• Aim
Count the lines of the data below that contain the string "legend", treating uppercase and lowercase as different. Reply with the number only.

• Image layout annotations
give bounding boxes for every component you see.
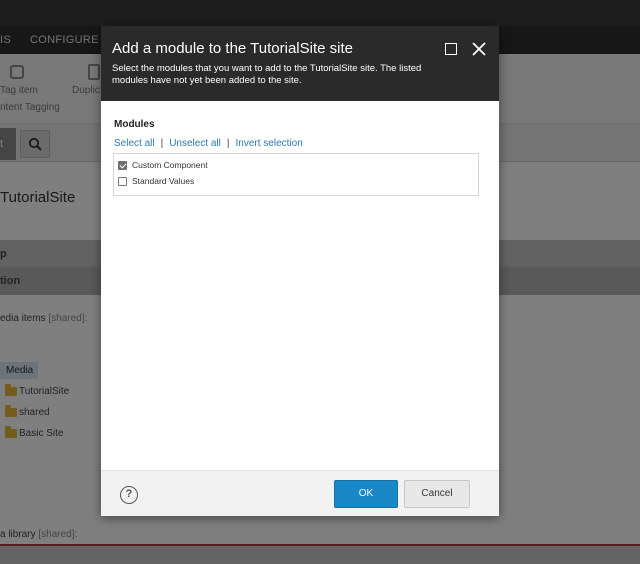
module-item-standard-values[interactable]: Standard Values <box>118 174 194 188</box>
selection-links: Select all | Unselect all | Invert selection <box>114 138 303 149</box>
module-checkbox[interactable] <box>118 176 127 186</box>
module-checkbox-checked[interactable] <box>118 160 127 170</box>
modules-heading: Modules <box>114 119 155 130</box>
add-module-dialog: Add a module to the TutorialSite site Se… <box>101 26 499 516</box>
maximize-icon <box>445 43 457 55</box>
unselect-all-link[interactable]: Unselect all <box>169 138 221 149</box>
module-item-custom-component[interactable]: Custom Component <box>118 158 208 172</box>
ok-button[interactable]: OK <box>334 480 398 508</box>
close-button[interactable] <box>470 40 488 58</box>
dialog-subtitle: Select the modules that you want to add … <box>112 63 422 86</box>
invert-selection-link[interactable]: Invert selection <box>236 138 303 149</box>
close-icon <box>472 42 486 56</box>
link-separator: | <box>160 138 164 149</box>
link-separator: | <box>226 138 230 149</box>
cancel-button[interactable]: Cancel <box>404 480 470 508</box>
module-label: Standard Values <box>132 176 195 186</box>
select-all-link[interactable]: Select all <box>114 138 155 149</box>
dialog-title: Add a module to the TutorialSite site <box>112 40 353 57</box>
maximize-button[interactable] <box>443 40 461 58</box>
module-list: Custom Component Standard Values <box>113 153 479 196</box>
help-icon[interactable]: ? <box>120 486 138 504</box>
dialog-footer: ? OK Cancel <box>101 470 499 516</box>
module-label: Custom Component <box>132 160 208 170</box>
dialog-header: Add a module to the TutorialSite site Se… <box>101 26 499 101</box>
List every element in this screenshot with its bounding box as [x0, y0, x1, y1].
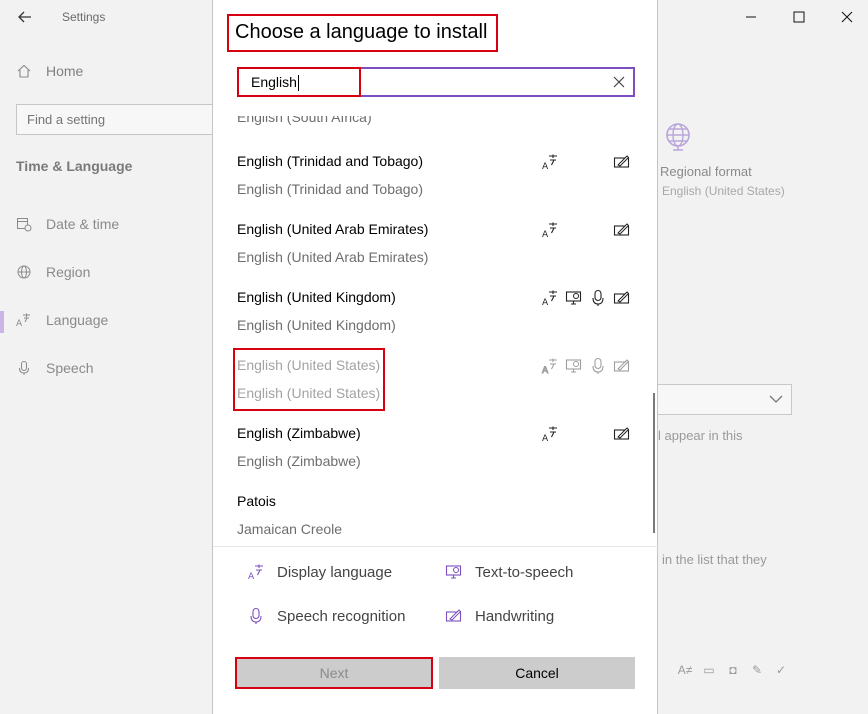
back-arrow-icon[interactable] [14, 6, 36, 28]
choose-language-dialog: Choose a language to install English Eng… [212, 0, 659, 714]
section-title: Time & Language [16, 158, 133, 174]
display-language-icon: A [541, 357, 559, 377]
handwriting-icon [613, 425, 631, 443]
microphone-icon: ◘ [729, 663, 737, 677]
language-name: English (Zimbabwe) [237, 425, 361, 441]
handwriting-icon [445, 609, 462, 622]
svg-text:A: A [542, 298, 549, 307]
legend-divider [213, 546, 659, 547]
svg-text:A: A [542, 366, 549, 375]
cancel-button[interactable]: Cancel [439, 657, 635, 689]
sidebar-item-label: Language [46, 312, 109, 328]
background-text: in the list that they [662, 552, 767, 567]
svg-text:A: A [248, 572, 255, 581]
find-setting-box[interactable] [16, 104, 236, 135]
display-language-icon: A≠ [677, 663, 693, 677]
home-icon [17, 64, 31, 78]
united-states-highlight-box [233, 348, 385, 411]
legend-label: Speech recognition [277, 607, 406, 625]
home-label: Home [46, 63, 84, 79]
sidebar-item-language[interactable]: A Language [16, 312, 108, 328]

• Exercise answer
2